• **Problem description**: Identify, in the records below, every line where the string "capisci" appears, and copy each such line.

• **Working data**:
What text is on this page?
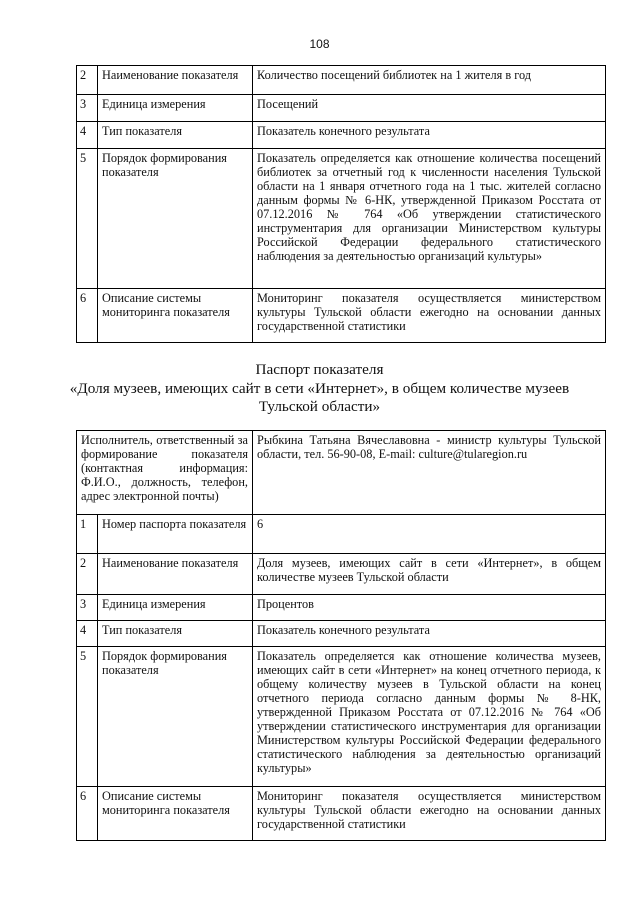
108
2	Наименование показателя	Количество посещений библиотек на 1 жителя в год
3	Единица измерения	Посещений
4	Тип показателя	Показатель конечного результата
5	Порядок формирования показателя	Показатель определяется как отношение количества посещений библиотек за отчетный год к численности населения Тульской области на 1 января отчетного года на 1 тыс. жителей согласно данным формы № 6-НК, утвержденной Приказом Росстата от 07.12.2016 № 764 «Об утверждении статистического инструментария для организации Министерством культуры Российской Федерации федерального статистического наблюдения за деятельностью организаций культуры»
6	Описание системы мониторинга показателя	Мониторинг показателя осуществляется министерством культуры Тульской области ежегодно на основании данных государственной статистики
Паспорт показателя
«Доля музеев, имеющих сайт в сети «Интернет», в общем количестве музеев
Тульской области»
Исполнитель, ответственный за формирование показателя (контактная информация: Ф.И.О., должность, телефон, адрес электронной почты)		Рыбкина Татьяна Вячеславовна - министр культуры Тульской области, тел. 56-90-08, E-mail: culture@tularegion.ru
1	Номер паспорта показателя	6
2	Наименование показателя	Доля музеев, имеющих сайт в сети «Интернет», в общем количестве музеев Тульской области
3	Единица измерения	Процентов
4	Тип показателя	Показатель конечного результата
5	Порядок формирования показателя	Показатель определяется как отношение количества музеев, имеющих сайт в сети «Интернет» на конец отчетного периода, к общему количеству музеев в Тульской области на конец отчетного периода согласно данным формы № 8-НК, утвержденной Приказом Росстата от 07.12.2016 № 764 «Об утверждении статистического инструментария для организации Министерством культуры Российской Федерации федерального статистического наблюдения за деятельностью организаций культуры»
6	Описание системы мониторинга показателя	Мониторинг показателя осуществляется министерством культуры Тульской области ежегодно на основании данных государственной статистики
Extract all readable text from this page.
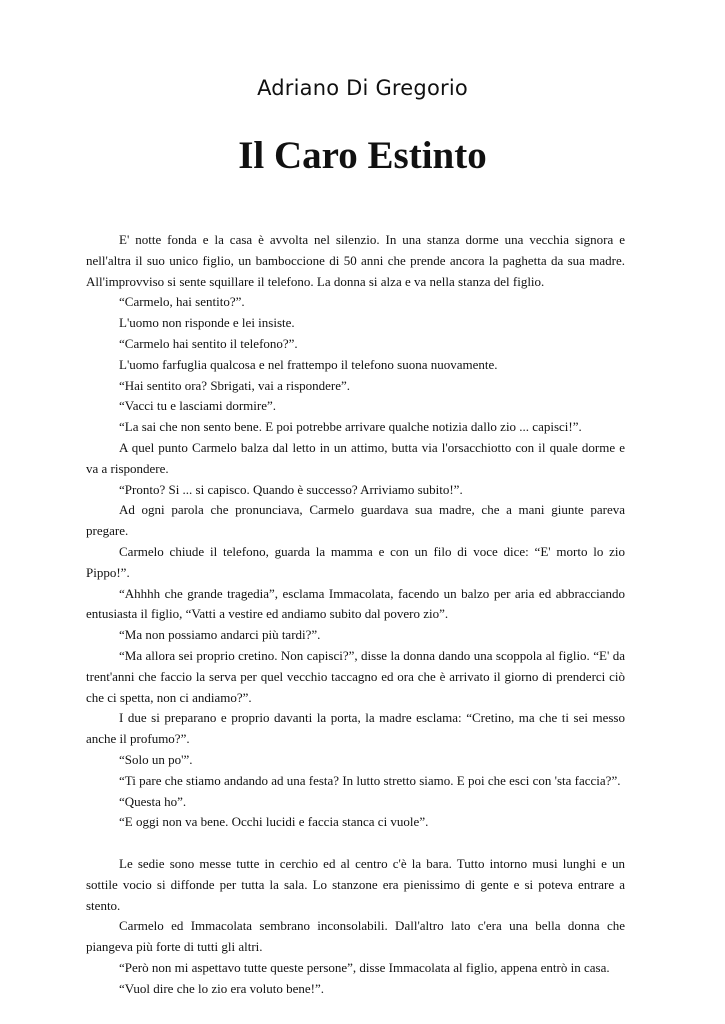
Adriano Di Gregorio
Il Caro Estinto

E' notte fonda e la casa è avvolta nel silenzio. In una stanza dorme una vecchia signora e nell'altra il suo unico figlio, un bamboccione di 50 anni che prende ancora la paghetta da sua madre. All'improvviso si sente squillare il telefono. La donna si alza e va nella stanza del figlio.

“Carmelo, hai sentito?”.

L'uomo non risponde e lei insiste.

“Carmelo hai sentito il telefono?”.

L'uomo farfuglia qualcosa e nel frattempo il telefono suona nuovamente.

“Hai sentito ora? Sbrigati, vai a rispondere”.

“Vacci tu e lasciami dormire”.

“La sai che non sento bene. E poi potrebbe arrivare qualche notizia dallo zio ... capisci!”.

A quel punto Carmelo balza dal letto in un attimo, butta via l'orsacchiotto con il quale dorme e va a rispondere.

“Pronto? Si ... si capisco. Quando è successo? Arriviamo subito!”.

Ad ogni parola che pronunciava, Carmelo guardava sua madre, che a mani giunte pareva pregare.

Carmelo chiude il telefono, guarda la mamma e con un filo di voce dice: “E' morto lo zio Pippo!”.

“Ahhhh che grande tragedia”, esclama Immacolata, facendo un balzo per aria ed abbracciando entusiasta il figlio, “Vatti a vestire ed andiamo subito dal povero zio”.

“Ma non possiamo andarci più tardi?”.

“Ma allora sei proprio cretino. Non capisci?”, disse la donna dando una scoppola al figlio. “E' da trent'anni che faccio la serva per quel vecchio taccagno ed ora che è arrivato il giorno di prenderci ciò che ci spetta, non ci andiamo?”.

I due si preparano e proprio davanti la porta, la madre esclama: “Cretino, ma che ti sei messo anche il profumo?”.

“Solo un po'”.

“Ti pare che stiamo andando ad una festa? In lutto stretto siamo. E poi che esci con 'sta faccia?”.

“Questa ho”.

“E oggi non va bene. Occhi lucidi e faccia stanca ci vuole”.

Le sedie sono messe tutte in cerchio ed al centro c'è la bara. Tutto intorno musi lunghi e un sottile vocio si diffonde per tutta la sala. Lo stanzone era pienissimo di gente e si poteva entrare a stento.

Carmelo ed Immacolata sembrano inconsolabili. Dall'altro lato c'era una bella donna che piangeva più forte di tutti gli altri.

“Però non mi aspettavo tutte queste persone”, disse Immacolata al figlio, appena entrò in casa.

“Vuol dire che lo zio era voluto bene!”.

• **Solution to this exercise**:
“La sai che non sento bene. E poi potrebbe arrivare qualche notizia dallo zio ... capisci!”.
“Ma allora sei proprio cretino. Non capisci?”, disse la donna dando una scoppola al figlio. “E' da trent'anni che faccio la serva per quel vecchio taccagno ed ora che è arrivato il giorno di prenderci ciò che ci spetta, non ci andiamo?”.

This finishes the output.